▶ [SUPPLIED TEXT]:
• Votes for this article 4 people voted for this
  • Dashboard Insight Newsletter Sign Up

To V or Not To V
Business Intelligence Gets Virtual!

by Claudia Imhoff, President and Founder, www.intelsols.comMonday, December 15, 2008

Example 3: When to use Physical Data Marts

There are some matters to consider when determining whether a dependent physical data mart is appropriate.

  • A change in technology – The data warehouse is best stored in technology that can handle massive amounts of data with fast load and unload times. These are usually relational databases or some form of data warehouse appliance. Some BI technologies may use their own form of proprietary technology or require a technology different from that used for the data warehouse. If this is the case, then you have no choice but to extract a subset of data warehouse data for the application and load it into a separate data mart for
    usage by the BI technology.
  • Performance reasons – Performance of the BI application can be better if a physically distinct data mart is set up for it. For example, heavy data mining analytics can impact the lighter reporting requests if both are performed within the data warehouse environment. It makes sense then to replicate the data mining data into its own environment where performance can be tailored to the data miners’ specific needs.

▶ [PROVIDED MATERIAL]:

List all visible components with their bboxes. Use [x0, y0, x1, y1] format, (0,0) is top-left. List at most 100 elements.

▶ [WRITTEN EXERCISE]: From the data mart article, list every kind of technology it names for holding or storing data. The material is separate from the article on physical data marts.

▶ [EXERCISE RESULT]:
- Relational databases
- Data warehouse appliances
- Proprietary technology used by some BI technologies